■ Your assignment
Decide whether each statement below agrees with the deci-binary partitioning page, answering yes or no and quoting the words of the page that decide it. (a) 3001 is a deci-binary number. (b) For the input "82734", the output is 8. (c) For n = 23423723, at least 8 numbers are needed to sum up to n.

======== Supplied text

1689. Partitioning Into Minimum Number Of Deci-Binary Numbers #
Problem #
A decimal number is called deci-binary if each of its digits is either 0 or 1 without any leading zeros. For example, 101 and 1100 are deci-binary, while 112 and 3001 are not.
Given a string n that represents a positive decimal integer, return the minimum number of positive deci-binary numbers needed so that they sum up to n*.*
Example 1:
Input: n = "32"
Output: 3
Explanation: 10 + 11 + 11 = 32
Example 2:
Input: n = "82734"
Output: 8
Example 3:
Input: n = "27346209830709182346"
Output: 9
Constraints:
1 <= n.length <= 105nconsists of only digits.ndoes not contain any leading zeros and represents a positive integer.
Problem Summary #
If a decimal number has no leading zeros and each digit is either 0 or 1, then the number is a deci-binary number. For example, 101 and 1100 are deci-binary numbers, while 112 and 3001 are not. Given a string n representing a decimal integer, return the minimum number of deci-binary numbers whose sum is n.
Solution Approach #
- This problem can also be considered easy; once you understand it, the code is just 3 lines.
- To form n using decimal numbers composed of 0s and 1s, you only need to place 0s and 1s in each digit position of n one by one. For example, n = 23423723, which is an 8-digit number. The largest digit is 7, so at least 7 numbers are needed to sum up to this n. The hundreds digit of these 7 numbers is all 1, and the other digit positions can be 0 or 1 as needed. For example, if the ten-thousands digit is 2, then among these 7 numbers, choose any 2 numbers whose ten-thousands digit is 1, and let the ten-thousands digit of the other 5 numbers be 0.
Code #
package leetcode
func minPartitions(n string) int {
res := 0
for i := 0; i < len(n); i++ {
if int(n[i]-'0') > res {
res = int(n[i] - '0')
}
}
return res
}

================
======== Provided information

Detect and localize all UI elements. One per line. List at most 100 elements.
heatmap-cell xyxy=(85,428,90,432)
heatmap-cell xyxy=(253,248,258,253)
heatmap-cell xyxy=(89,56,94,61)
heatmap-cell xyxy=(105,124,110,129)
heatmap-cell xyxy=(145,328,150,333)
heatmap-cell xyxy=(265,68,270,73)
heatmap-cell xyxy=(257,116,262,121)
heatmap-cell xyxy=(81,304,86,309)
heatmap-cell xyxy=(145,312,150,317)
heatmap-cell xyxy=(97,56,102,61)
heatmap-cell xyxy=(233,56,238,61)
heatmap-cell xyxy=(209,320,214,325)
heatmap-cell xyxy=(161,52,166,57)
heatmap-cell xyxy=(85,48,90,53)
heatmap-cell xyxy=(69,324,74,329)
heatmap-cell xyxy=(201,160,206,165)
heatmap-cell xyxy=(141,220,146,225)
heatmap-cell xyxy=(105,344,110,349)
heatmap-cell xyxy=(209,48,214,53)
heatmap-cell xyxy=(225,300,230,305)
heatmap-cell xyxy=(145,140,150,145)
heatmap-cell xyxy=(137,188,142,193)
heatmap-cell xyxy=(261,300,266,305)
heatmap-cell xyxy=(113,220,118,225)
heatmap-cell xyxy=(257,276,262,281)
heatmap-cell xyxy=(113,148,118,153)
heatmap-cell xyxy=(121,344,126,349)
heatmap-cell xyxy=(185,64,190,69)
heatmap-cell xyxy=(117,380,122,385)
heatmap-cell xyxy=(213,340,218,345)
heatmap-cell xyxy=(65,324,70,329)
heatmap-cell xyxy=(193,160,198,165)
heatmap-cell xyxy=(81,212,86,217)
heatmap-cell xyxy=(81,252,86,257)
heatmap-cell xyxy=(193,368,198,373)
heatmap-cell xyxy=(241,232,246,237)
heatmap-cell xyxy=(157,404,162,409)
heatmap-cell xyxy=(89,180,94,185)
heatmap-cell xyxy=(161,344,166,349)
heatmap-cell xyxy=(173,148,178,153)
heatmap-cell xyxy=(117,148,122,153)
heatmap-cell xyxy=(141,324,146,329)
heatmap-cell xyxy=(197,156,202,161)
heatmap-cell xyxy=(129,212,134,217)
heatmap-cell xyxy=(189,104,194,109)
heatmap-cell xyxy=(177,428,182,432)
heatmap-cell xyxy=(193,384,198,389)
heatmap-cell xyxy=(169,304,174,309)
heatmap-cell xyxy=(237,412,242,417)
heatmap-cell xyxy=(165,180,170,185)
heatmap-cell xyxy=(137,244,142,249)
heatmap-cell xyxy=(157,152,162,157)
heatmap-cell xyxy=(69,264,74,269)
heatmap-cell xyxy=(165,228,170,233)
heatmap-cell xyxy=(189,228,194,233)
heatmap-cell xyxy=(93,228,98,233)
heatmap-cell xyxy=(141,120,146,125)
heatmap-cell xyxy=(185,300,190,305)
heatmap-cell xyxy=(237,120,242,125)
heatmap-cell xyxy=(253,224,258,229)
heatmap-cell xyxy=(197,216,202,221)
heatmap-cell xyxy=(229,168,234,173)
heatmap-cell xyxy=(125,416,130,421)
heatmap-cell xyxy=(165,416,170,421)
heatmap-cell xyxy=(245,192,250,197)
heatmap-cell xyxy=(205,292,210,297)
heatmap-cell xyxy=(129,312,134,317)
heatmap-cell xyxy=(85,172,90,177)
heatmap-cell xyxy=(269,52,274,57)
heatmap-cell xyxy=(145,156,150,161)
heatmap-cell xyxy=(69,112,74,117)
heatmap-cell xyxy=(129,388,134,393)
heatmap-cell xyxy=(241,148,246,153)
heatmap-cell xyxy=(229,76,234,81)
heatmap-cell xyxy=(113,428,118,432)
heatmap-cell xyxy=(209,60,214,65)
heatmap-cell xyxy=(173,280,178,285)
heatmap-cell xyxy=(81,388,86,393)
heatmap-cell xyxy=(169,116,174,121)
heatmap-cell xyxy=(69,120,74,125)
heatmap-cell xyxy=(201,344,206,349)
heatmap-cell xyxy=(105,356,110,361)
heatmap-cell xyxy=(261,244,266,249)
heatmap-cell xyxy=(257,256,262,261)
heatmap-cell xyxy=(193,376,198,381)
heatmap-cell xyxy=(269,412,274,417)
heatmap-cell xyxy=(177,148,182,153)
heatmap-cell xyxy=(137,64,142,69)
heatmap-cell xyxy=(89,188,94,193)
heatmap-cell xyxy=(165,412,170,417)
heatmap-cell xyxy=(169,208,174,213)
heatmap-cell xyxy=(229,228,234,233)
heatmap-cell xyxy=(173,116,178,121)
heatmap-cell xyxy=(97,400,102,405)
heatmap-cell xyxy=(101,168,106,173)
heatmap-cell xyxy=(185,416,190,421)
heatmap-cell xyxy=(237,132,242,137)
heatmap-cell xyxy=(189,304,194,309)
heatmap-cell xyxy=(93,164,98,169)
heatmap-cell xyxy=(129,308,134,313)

================

■ The completed task
(a) No: "while 112 and 3001 are not."
(b) Yes: "Input: n = "82734"" / "Output: 8"
(c) No: "The largest digit is 7, so at least 7 numbers are needed to sum up to this n."